═══ Data rows
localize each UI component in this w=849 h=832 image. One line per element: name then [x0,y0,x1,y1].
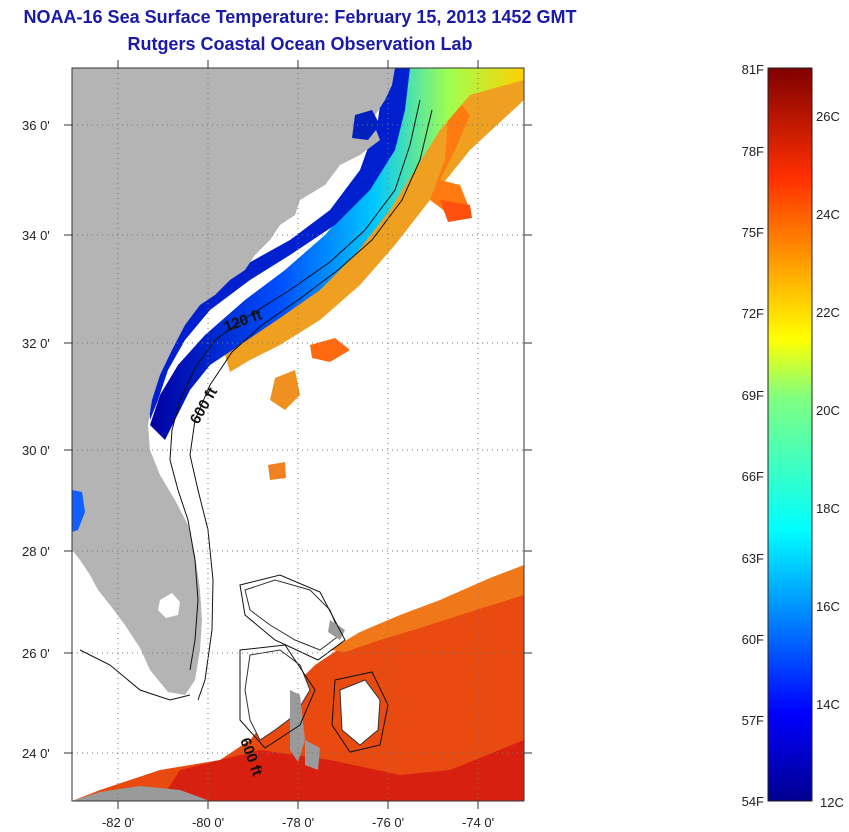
lat-label: 36 0' [22,118,50,133]
lon-label: -80 0' [192,815,224,830]
contour-600ft-line [189,109,433,701]
lon-label: -78 0' [282,815,314,830]
colorbar-c-label: 24C [816,207,840,222]
lat-label: 24 0' [22,746,50,761]
gulf-stream-hot-core [430,90,470,215]
graticule [72,68,524,801]
bahamas-island-grey-2 [328,620,345,640]
deep-cold-nearshore [148,68,410,420]
colorbar-f-label: 54F [742,794,764,809]
map-title: NOAA-16 Sea Surface Temperature: Februar… [23,7,577,27]
contour-keys [79,649,191,701]
colorbar-c-label: 12C [820,795,844,810]
bathymetry-contours [79,99,433,753]
lon-label: -76 0' [372,815,404,830]
cuba-coast [72,786,210,801]
colorbar-f-label: 81F [742,62,764,77]
contour-bahamas-1 [239,574,346,661]
bahamas-bank-2 [244,649,311,741]
colorbar-c-label: 26C [816,109,840,124]
lon-label: -74 0' [462,815,494,830]
colorbar-c-label: 14C [816,697,840,712]
colorbar-f-label: 69F [742,388,764,403]
colorbar-f-label: 78F [742,144,764,159]
colorbar-f-label: 66F [742,469,764,484]
colorbar-f-label: 60F [742,632,764,647]
warm-patch-2 [270,370,300,410]
colorbar-c-label: 20C [816,403,840,418]
colorbar-c-label: 22C [816,305,840,320]
map-subtitle: Rutgers Coastal Ocean Observation Lab [127,34,473,54]
colorbar-c-label: 16C [816,599,840,614]
warm-patch-4 [440,200,472,222]
map-panel: 120 ft 600 ft 600 ft 36 0' 34 0' 32 0' 3… [22,60,532,830]
bahamas-island-grey-3 [305,740,320,770]
colorbar-f-label: 72F [742,306,764,321]
lat-label: 32 0' [22,336,50,351]
sst-field [72,68,524,801]
axis-ticks [64,60,532,809]
bahamas-bank-1 [244,579,341,651]
lat-label: 34 0' [22,228,50,243]
bahamas-island-grey-1 [290,690,305,762]
colorbar-f-label: 57F [742,713,764,728]
contour-bahamas-2 [239,644,316,749]
colorbar-c-label: 18C [816,501,840,516]
gulf-cold-patch [72,490,85,532]
coastal-cold-band [150,68,524,440]
lat-label: 30 0' [22,443,50,458]
lon-label: -82 0' [102,815,134,830]
warm-patch-1 [310,338,350,362]
colorbar-f-label: 75F [742,225,764,240]
land-mass-us-southeast [72,68,395,695]
pamlico-sound [352,110,380,140]
lat-label: 28 0' [22,544,50,559]
lat-label: 26 0' [22,646,50,661]
colorbar-f-label: 63F [742,551,764,566]
lake-okeechobee [158,593,180,618]
southern-orange-fringe [330,565,524,652]
contour-bahamas-3 [331,671,389,753]
colorbar-scale [767,67,813,802]
temperature-colorbar: 81F 78F 75F 72F 69F 66F 63F 60F 57F 54F … [742,62,844,810]
bahamas-bank-3 [339,679,381,746]
southern-hot-patch [160,740,524,801]
contour-120ft-line [169,99,421,671]
warm-patch-3 [268,462,286,480]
══════
Given problem — Rewrite every row above with "element" changed to "item" and nothing else altered. Omit the pictures.

Solution —
localize each UI component in this w=849 h=832 image. One line per item: name then [x0,y0,x1,y1].
lat-label: 36 0' [22,118,50,133]
lon-label: -80 0' [192,815,224,830]
contour-600ft-line [189,109,433,701]
lon-label: -78 0' [282,815,314,830]
colorbar-c-label: 24C [816,207,840,222]
lat-label: 24 0' [22,746,50,761]
gulf-stream-hot-core [430,90,470,215]
graticule [72,68,524,801]
bahamas-island-grey-2 [328,620,345,640]
deep-cold-nearshore [148,68,410,420]
colorbar-f-label: 54F [742,794,764,809]
map-title: NOAA-16 Sea Surface Temperature: Februar… [23,7,577,27]
contour-keys [79,649,191,701]
colorbar-c-label: 12C [820,795,844,810]
bathymetry-contours [79,99,433,753]
lon-label: -76 0' [372,815,404,830]
cuba-coast [72,786,210,801]
colorbar-f-label: 81F [742,62,764,77]
contour-bahamas-1 [239,574,346,661]
bahamas-bank-2 [244,649,311,741]
colorbar-c-label: 26C [816,109,840,124]
lon-label: -74 0' [462,815,494,830]
colorbar-c-label: 14C [816,697,840,712]
colorbar-f-label: 69F [742,388,764,403]
colorbar-f-label: 78F [742,144,764,159]
colorbar-f-label: 66F [742,469,764,484]
colorbar-f-label: 60F [742,632,764,647]
warm-patch-2 [270,370,300,410]
colorbar-c-label: 20C [816,403,840,418]
colorbar-c-label: 22C [816,305,840,320]
map-subtitle: Rutgers Coastal Ocean Observation Lab [127,34,473,54]
colorbar-c-label: 16C [816,599,840,614]
warm-patch-4 [440,200,472,222]
map-panel: 120 ft 600 ft 600 ft 36 0' 34 0' 32 0' 3… [22,60,532,830]
bahamas-island-grey-3 [305,740,320,770]
colorbar-f-label: 72F [742,306,764,321]
lat-label: 32 0' [22,336,50,351]
sst-field [72,68,524,801]
axis-ticks [64,60,532,809]
bahamas-bank-1 [244,579,341,651]
lat-label: 34 0' [22,228,50,243]
bahamas-island-grey-1 [290,690,305,762]
colorbar-f-label: 57F [742,713,764,728]
contour-bahamas-2 [239,644,316,749]
colorbar-c-label: 18C [816,501,840,516]
gulf-cold-patch [72,490,85,532]
coastal-cold-band [150,68,524,440]
lat-label: 30 0' [22,443,50,458]
lon-label: -82 0' [102,815,134,830]
warm-patch-1 [310,338,350,362]
colorbar-f-label: 75F [742,225,764,240]
land-mass-us-southeast [72,68,395,695]
pamlico-sound [352,110,380,140]
lat-label: 28 0' [22,544,50,559]
lat-label: 26 0' [22,646,50,661]
colorbar-f-label: 63F [742,551,764,566]
lake-okeechobee [158,593,180,618]
southern-orange-fringe [330,565,524,652]
contour-bahamas-3 [331,671,389,753]
colorbar-scale [767,67,813,802]
temperature-colorbar: 81F 78F 75F 72F 69F 66F 63F 60F 57F 54F … [742,62,844,810]
bahamas-bank-3 [339,679,381,746]
southern-hot-patch [160,740,524,801]
contour-120ft-line [169,99,421,671]
warm-patch-3 [268,462,286,480]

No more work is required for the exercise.